→ **WRITTEN REQUEST A**
Render the lines of the records from the line holding "give me the" through the line holding "tub-bottom-visible [562, 333, 748, 334]", inclusive, as a numbered list, with blank lines and pictures left out.

* begin SOURCE TEXT *

According to this embodiment, when the forefoot region F of the sole structure 1 bends during running, the forefoot region F bends along the sole bent groove G₂ on the rear side of the forefoot region F, the sole bent groove G₃, G₃′ at the longitudinally intermediate position of the forefoot region F, and the sole bent groove G₂ on the front side of the forefoot region F, in order.

At this time, both the lower surface 2b of the upper midsole 2 and the upper surface 3a of the lower midsole 3 have corrugated surfaces, the ridge lines 2b₁ of the wavy shapes of the upper midsole 2 of a relatively higher hardness are overlapped with the sole bent grooves G₁, G₂, G₃, G₃′ of the outsole 4 in a vertical direction, and at the positions of the sole bent grooves G₁, G₂, G₃, G₃′ of the outsole 4, the ridge lines 2b₁ of the wavy shapes of the upper midsole 2 of a relatively higher hardness are located (see FIG. 1). That is, the ridge lines 2b₁ are disposed above and face the corresponding sole bent grooves G₁, G₂, G₃, G₃′ (see FIGS. 2 to 4 and 10 to 13). Therefore, a thick part (i.e. a high-rigidity part) of the upper midsole 2 having a higher hardness and a corrugated surface on the lower surface 2b thereof is disposed at each of the positions of the sole bent grooves G₁, G₂, G₃, G₃′ of the outsole 4.

Therefore, when the forefoot region F is going to bend along the sole bent grooves G₁, G₂, G₃, G₃′ of the outsole 4 during bending of the sole structure 1, the thick parts of the relatively harder upper midsole 2 disposed at the positions of the sole bent grooves G₁, G₂, G₃, G₃′ are going to bend at the same time. At this moment, since these thick parts are high-rigidity parts, an excessive bending locally along the sole bent grooves G₁, G₂, G₃, G₃′ of the sole structure 1 can be restricted. Thereby, the sole structure 1 can equally bend in the sole longitudinally direction, and bendability of the forefoot region F can thus be controlled. As a result, an occurrence of an energy loss resulted from locally excessive bending can be prevented.

First Alternative Embodiment

In the above-mentioned embodiment, an example was shown in which the sole bent grooves G₁, G₂, G₃, G₃′ provided at the forefoot region F of the sole structure 1 comprise the slits (or through grooves) 40, 41, 42, 42′ passing through the outsole 4 and the concave grooves (or blind grooves) 30, 31, 32, 32′ formed on the lower midsole 3, respectively but application of the present invention is not limited to such an example.

FIGS. 14 to 21 show a sole structure of a sports shoe according to a first alternative embodiment. In these drawings, like reference numbers indicate identical or functionally similar elements. Here, an indoor sports shoe is taken for an example of the sports shoe. As shown in FIGS. 14 to 21, in this first alternative embodiment, there are provided sole bent grooves G₁, G₂, G₃ at the forefoot region F of the sole structure 1, which are formed of concave grooves (or blind grooves) 45, 46, 47 respectively formed on the ground contact surface of the outsole 4. That is, the sole bent grooves G₁, G₂, G₃ do not pass through the outsole 4.

* end SOURCE TEXT *
* begin EXCERPTED DATA *

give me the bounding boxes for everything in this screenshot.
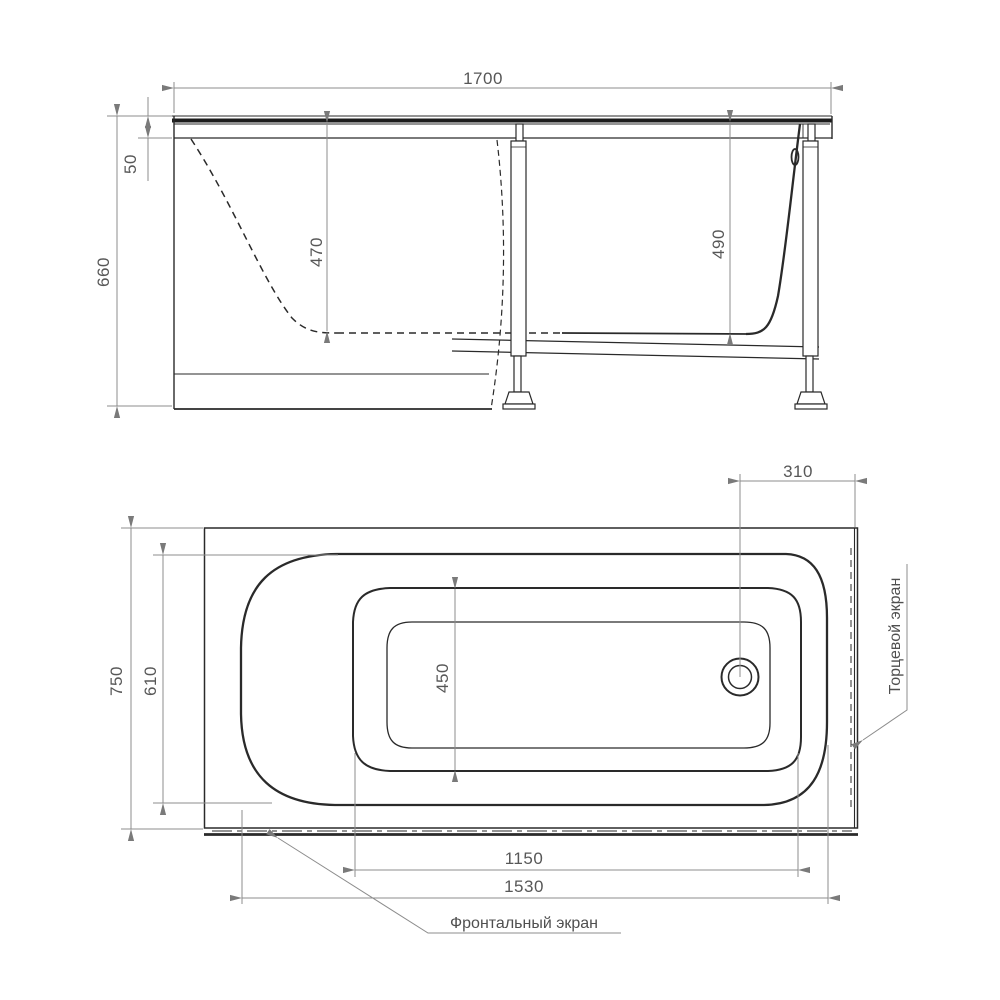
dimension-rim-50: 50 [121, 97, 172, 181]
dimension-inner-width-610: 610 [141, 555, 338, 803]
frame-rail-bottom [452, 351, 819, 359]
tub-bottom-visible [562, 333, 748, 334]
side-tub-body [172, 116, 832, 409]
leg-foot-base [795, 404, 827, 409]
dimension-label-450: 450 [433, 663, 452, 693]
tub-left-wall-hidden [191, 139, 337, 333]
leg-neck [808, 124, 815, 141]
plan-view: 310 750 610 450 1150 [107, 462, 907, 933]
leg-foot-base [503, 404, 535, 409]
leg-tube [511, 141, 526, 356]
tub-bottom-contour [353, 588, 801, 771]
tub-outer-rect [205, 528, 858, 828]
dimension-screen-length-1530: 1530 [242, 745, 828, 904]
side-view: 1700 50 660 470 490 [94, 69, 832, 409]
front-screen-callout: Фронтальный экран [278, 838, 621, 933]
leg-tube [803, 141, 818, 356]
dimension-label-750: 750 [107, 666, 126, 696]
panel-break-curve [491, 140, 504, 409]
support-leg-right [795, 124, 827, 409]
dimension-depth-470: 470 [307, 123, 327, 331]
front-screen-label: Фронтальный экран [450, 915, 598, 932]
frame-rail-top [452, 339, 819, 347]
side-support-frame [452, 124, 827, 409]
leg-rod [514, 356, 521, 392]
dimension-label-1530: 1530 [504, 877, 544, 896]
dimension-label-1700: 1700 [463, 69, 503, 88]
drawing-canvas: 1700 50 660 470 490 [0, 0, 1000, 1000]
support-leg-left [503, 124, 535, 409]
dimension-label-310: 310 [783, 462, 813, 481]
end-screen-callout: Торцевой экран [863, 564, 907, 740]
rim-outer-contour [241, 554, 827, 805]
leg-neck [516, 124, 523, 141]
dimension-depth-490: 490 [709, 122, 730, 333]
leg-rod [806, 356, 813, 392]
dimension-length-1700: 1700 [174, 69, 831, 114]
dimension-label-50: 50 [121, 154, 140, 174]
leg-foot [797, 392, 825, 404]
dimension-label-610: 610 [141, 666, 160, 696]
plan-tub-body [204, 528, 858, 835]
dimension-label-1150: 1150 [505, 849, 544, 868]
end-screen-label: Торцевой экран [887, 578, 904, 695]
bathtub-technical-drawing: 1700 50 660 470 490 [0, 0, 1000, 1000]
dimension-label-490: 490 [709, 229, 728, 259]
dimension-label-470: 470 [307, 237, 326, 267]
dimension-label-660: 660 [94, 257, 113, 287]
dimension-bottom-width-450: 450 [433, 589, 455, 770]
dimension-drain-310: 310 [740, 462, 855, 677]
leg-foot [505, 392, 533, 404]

* end EXCERPTED DATA *
* begin EXCERPTED DATA *

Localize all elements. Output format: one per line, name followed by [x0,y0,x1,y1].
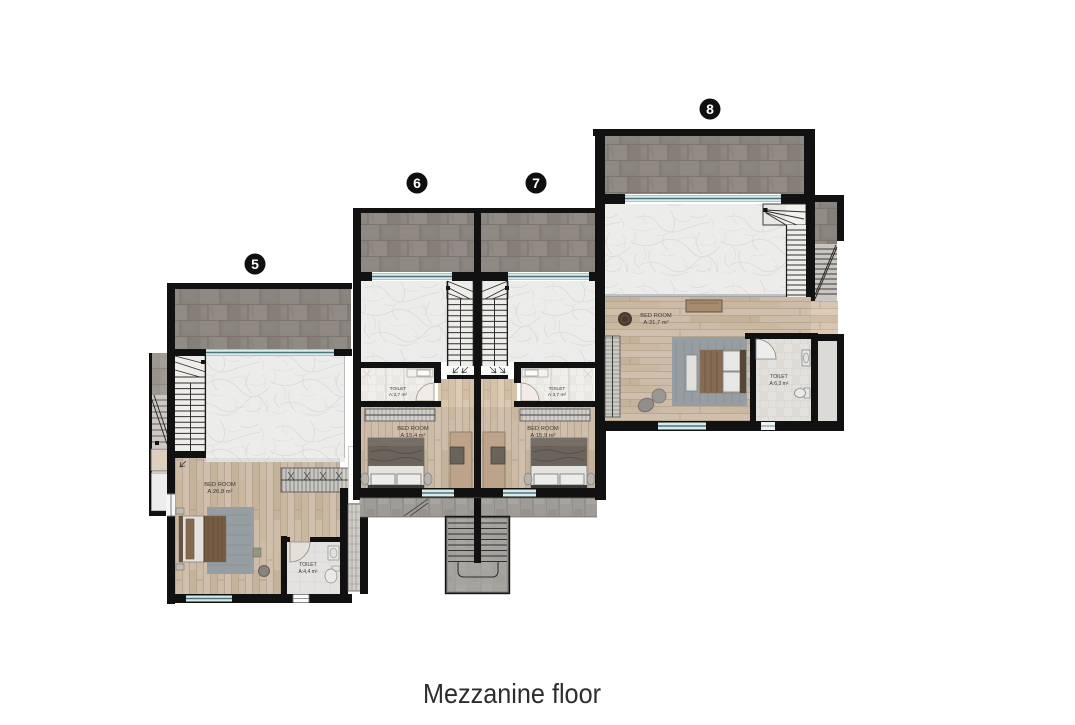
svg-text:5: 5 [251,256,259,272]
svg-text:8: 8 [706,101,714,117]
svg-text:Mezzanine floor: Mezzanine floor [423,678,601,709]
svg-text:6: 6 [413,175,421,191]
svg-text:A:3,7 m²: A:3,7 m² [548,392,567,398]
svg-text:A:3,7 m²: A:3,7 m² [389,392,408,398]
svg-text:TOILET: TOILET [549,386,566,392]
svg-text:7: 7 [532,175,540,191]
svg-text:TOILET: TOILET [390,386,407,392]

* end EXCERPTED DATA *

→ **WRITTEN REQUEST B**
In the passage on the sole structure, what forms the sole bent grooves G₁, G₂, G₃ in the first alternative embodiment?

→ **CORRECT RESULT A**
1. give me the bounding boxes for everything in this screenshot.
2. dimension-rim-50: 50 [121, 97, 172, 181]
3. dimension-inner-width-610: 610 [141, 555, 338, 803]
4. frame-rail-bottom [452, 351, 819, 359]
5. tub-bottom-visible [562, 333, 748, 334]

→ **CORRECT RESULT B**
They are formed of concave grooves (blind grooves) 45, 46, 47 on the ground contact surface of the outsole 4.